**Provided data:**
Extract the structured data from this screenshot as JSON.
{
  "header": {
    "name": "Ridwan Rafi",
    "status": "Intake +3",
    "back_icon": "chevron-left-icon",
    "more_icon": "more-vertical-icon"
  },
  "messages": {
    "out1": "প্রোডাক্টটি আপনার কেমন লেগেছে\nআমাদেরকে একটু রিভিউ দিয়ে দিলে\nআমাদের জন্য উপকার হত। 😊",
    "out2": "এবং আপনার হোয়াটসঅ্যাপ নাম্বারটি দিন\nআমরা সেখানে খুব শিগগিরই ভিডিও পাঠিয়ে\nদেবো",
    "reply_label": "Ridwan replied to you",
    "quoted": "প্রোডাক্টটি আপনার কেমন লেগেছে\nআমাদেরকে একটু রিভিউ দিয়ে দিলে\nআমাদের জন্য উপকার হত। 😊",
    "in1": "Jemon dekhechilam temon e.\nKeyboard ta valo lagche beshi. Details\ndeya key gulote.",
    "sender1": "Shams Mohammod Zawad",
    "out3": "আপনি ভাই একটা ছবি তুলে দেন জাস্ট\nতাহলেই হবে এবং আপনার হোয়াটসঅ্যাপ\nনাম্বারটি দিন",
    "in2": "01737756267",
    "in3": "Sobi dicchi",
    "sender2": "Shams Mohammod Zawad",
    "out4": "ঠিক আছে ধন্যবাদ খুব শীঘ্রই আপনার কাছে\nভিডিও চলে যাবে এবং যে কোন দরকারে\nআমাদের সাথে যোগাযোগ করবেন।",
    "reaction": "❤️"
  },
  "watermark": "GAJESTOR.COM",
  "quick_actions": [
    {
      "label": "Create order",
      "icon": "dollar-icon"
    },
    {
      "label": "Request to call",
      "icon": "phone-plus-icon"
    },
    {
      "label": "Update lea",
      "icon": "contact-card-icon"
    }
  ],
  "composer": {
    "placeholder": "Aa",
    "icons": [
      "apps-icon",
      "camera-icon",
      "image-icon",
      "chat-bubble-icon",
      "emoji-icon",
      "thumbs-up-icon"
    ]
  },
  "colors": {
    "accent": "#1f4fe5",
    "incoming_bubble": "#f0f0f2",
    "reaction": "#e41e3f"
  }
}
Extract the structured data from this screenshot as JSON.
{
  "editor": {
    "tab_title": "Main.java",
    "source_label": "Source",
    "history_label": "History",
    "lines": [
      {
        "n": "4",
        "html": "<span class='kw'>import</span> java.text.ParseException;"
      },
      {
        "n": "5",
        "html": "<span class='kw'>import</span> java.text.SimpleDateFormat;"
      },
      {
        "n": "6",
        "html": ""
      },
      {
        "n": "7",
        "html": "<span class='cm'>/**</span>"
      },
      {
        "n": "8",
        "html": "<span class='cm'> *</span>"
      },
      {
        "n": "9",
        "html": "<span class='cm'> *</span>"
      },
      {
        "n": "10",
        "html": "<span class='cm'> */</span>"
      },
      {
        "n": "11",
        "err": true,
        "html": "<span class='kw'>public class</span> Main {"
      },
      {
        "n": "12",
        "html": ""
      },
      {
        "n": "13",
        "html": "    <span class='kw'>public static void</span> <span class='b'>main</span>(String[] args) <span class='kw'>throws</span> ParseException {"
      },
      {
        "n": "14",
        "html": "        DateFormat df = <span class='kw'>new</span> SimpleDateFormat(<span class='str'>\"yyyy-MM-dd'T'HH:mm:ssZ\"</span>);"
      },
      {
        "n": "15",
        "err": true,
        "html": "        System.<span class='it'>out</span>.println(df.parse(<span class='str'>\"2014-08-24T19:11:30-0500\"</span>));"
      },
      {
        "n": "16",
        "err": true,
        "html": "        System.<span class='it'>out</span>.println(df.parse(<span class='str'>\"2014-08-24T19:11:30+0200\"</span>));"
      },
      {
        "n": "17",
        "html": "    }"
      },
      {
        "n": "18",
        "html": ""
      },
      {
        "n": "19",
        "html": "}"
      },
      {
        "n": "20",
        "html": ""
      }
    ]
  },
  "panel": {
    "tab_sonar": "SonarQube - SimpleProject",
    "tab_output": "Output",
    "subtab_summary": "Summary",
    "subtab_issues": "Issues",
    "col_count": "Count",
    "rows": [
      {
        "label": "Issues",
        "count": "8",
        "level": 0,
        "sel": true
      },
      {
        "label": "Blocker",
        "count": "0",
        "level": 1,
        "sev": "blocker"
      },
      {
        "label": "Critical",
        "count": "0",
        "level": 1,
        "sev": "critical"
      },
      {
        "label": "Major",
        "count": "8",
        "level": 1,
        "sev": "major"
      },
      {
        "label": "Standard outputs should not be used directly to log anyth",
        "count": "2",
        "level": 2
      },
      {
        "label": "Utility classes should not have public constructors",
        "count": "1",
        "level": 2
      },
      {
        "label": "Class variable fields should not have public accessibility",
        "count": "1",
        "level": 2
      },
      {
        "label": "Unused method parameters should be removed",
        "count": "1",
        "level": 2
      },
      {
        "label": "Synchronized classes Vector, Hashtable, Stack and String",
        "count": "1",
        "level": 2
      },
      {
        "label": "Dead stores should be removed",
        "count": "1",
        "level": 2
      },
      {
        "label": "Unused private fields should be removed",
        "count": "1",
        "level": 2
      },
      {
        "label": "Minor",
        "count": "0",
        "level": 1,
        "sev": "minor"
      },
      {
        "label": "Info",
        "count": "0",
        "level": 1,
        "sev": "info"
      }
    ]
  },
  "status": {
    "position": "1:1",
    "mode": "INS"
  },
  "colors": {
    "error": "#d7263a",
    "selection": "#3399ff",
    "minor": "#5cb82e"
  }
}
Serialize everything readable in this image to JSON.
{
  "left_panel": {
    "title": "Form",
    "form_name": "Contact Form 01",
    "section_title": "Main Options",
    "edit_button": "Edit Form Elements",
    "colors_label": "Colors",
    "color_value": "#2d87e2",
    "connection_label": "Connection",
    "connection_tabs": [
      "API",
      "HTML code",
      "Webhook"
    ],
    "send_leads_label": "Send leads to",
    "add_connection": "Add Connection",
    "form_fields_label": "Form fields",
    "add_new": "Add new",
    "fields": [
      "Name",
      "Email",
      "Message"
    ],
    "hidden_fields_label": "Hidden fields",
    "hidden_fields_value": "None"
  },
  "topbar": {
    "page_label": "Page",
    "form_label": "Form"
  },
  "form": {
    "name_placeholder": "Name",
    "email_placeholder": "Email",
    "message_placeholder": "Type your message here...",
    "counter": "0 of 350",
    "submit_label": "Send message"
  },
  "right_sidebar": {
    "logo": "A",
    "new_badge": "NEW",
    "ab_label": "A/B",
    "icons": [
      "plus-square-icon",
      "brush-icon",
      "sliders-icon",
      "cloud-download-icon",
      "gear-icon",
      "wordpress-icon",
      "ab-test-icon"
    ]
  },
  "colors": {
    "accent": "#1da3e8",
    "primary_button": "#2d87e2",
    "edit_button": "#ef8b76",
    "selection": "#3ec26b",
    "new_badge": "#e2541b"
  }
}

**Exercise description:** Reproduce the complete data exactly as presented above.

**Result of the exercise:**
Extract the structured data from this screenshot as JSON.
{
  "header": {
    "name": "Ridwan Rafi",
    "status": "Intake +3",
    "back_icon": "chevron-left-icon",
    "more_icon": "more-vertical-icon"
  },
  "messages": {
    "out1": "প্রোডাক্টটি আপনার কেমন লেগেছে\nআমাদেরকে একটু রিভিউ দিয়ে দিলে\nআমাদের জন্য উপকার হত। 😊",
    "out2": "এবং আপনার হোয়াটসঅ্যাপ নাম্বারটি দিন\nআমরা সেখানে খুব শিগগিরই ভিডিও পাঠিয়ে\nদেবো",
    "reply_label": "Ridwan replied to you",
    "quoted": "প্রোডাক্টটি আপনার কেমন লেগেছে\nআমাদেরকে একটু রিভিউ দিয়ে দিলে\nআমাদের জন্য উপকার হত। 😊",
    "in1": "Jemon dekhechilam temon e.\nKeyboard ta valo lagche beshi. Details\ndeya key gulote.",
    "sender1": "Shams Mohammod Zawad",
    "out3": "আপনি ভাই একটা ছবি তুলে দেন জাস্ট\nতাহলেই হবে এবং আপনার হোয়াটসঅ্যাপ\nনাম্বারটি দিন",
    "in2": "01737756267",
    "in3": "Sobi dicchi",
    "sender2": "Shams Mohammod Zawad",
    "out4": "ঠিক আছে ধন্যবাদ খুব শীঘ্রই আপনার কাছে\nভিডিও চলে যাবে এবং যে কোন দরকারে\nআমাদের সাথে যোগাযোগ করবেন।",
    "reaction": "❤️"
  },
  "watermark": "GAJESTOR.COM",
  "quick_actions": [
    {
      "label": "Create order",
      "icon": "dollar-icon"
    },
    {
      "label": "Request to call",
      "icon": "phone-plus-icon"
    },
    {
      "label": "Update lea",
      "icon": "contact-card-icon"
    }
  ],
  "composer": {
    "placeholder": "Aa",
    "icons": [
      "apps-icon",
      "camera-icon",
      "image-icon",
      "chat-bubble-icon",
      "emoji-icon",
      "thumbs-up-icon"
    ]
  },
  "colors": {
    "accent": "#1f4fe5",
    "incoming_bubble": "#f0f0f2",
    "reaction": "#e41e3f"
  }
}
Extract the structured data from this screenshot as JSON.
{
  "editor": {
    "tab_title": "Main.java",
    "source_label": "Source",
    "history_label": "History",
    "lines": [
      {
        "n": "4",
        "html": "<span class='kw'>import</span> java.text.ParseException;"
      },
      {
        "n": "5",
        "html": "<span class='kw'>import</span> java.text.SimpleDateFormat;"
      },
      {
        "n": "6",
        "html": ""
      },
      {
        "n": "7",
        "html": "<span class='cm'>/**</span>"
      },
      {
        "n": "8",
        "html": "<span class='cm'> *</span>"
      },
      {
        "n": "9",
        "html": "<span class='cm'> *</span>"
      },
      {
        "n": "10",
        "html": "<span class='cm'> */</span>"
      },
      {
        "n": "11",
        "err": true,
        "html": "<span class='kw'>public class</span> Main {"
      },
      {
        "n": "12",
        "html": ""
      },
      {
        "n": "13",
        "html": "    <span class='kw'>public static void</span> <span class='b'>main</span>(String[] args) <span class='kw'>throws</span> ParseException {"
      },
      {
        "n": "14",
        "html": "        DateFormat df = <span class='kw'>new</span> SimpleDateFormat(<span class='str'>\"yyyy-MM-dd'T'HH:mm:ssZ\"</span>);"
      },
      {
        "n": "15",
        "err": true,
        "html": "        System.<span class='it'>out</span>.println(df.parse(<span class='str'>\"2014-08-24T19:11:30-0500\"</span>));"
      },
      {
        "n": "16",
        "err": true,
        "html": "        System.<span class='it'>out</span>.println(df.parse(<span class='str'>\"2014-08-24T19:11:30+0200\"</span>));"
      },
      {
        "n": "17",
        "html": "    }"
      },
      {
        "n": "18",
        "html": ""
      },
      {
        "n": "19",
        "html": "}"
      },
      {
        "n": "20",
        "html": ""
      }
    ]
  },
  "panel": {
    "tab_sonar": "SonarQube - SimpleProject",
    "tab_output": "Output",
    "subtab_summary": "Summary",
    "subtab_issues": "Issues",
    "col_count": "Count",
    "rows": [
      {
        "label": "Issues",
        "count": "8",
        "level": 0,
        "sel": true
      },
      {
        "label": "Blocker",
        "count": "0",
        "level": 1,
        "sev": "blocker"
      },
      {
        "label": "Critical",
        "count": "0",
        "level": 1,
        "sev": "critical"
      },
      {
        "label": "Major",
        "count": "8",
        "level": 1,
        "sev": "major"
      },
      {
        "label": "Standard outputs should not be used directly to log anyth",
        "count": "2",
        "level": 2
      },
      {
        "label": "Utility classes should not have public constructors",
        "count": "1",
        "level": 2
      },
      {
        "label": "Class variable fields should not have public accessibility",
        "count": "1",
        "level": 2
      },
      {
        "label": "Unused method parameters should be removed",
        "count": "1",
        "level": 2
      },
      {
        "label": "Synchronized classes Vector, Hashtable, Stack and String",
        "count": "1",
        "level": 2
      },
      {
        "label": "Dead stores should be removed",
        "count": "1",
        "level": 2
      },
      {
        "label": "Unused private fields should be removed",
        "count": "1",
        "level": 2
      },
      {
        "label": "Minor",
        "count": "0",
        "level": 1,
        "sev": "minor"
      },
      {
        "label": "Info",
        "count": "0",
        "level": 1,
        "sev": "info"
      }
    ]
  },
  "status": {
    "position": "1:1",
    "mode": "INS"
  },
  "colors": {
    "error": "#d7263a",
    "selection": "#3399ff",
    "minor": "#5cb82e"
  }
}
Serialize everything readable in this image to JSON.
{
  "left_panel": {
    "title": "Form",
    "form_name": "Contact Form 01",
    "section_title": "Main Options",
    "edit_button": "Edit Form Elements",
    "colors_label": "Colors",
    "color_value": "#2d87e2",
    "connection_label": "Connection",
    "connection_tabs": [
      "API",
      "HTML code",
      "Webhook"
    ],
    "send_leads_label": "Send leads to",
    "add_connection": "Add Connection",
    "form_fields_label": "Form fields",
    "add_new": "Add new",
    "fields": [
      "Name",
      "Email",
      "Message"
    ],
    "hidden_fields_label": "Hidden fields",
    "hidden_fields_value": "None"
  },
  "topbar": {
    "page_label": "Page",
    "form_label": "Form"
  },
  "form": {
    "name_placeholder": "Name",
    "email_placeholder": "Email",
    "message_placeholder": "Type your message here...",
    "counter": "0 of 350",
    "submit_label": "Send message"
  },
  "right_sidebar": {
    "logo": "A",
    "new_badge": "NEW",
    "ab_label": "A/B",
    "icons": [
      "plus-square-icon",
      "brush-icon",
      "sliders-icon",
      "cloud-download-icon",
      "gear-icon",
      "wordpress-icon",
      "ab-test-icon"
    ]
  },
  "colors": {
    "accent": "#1da3e8",
    "primary_button": "#2d87e2",
    "edit_button": "#ef8b76",
    "selection": "#3ec26b",
    "new_badge": "#e2541b"
  }
}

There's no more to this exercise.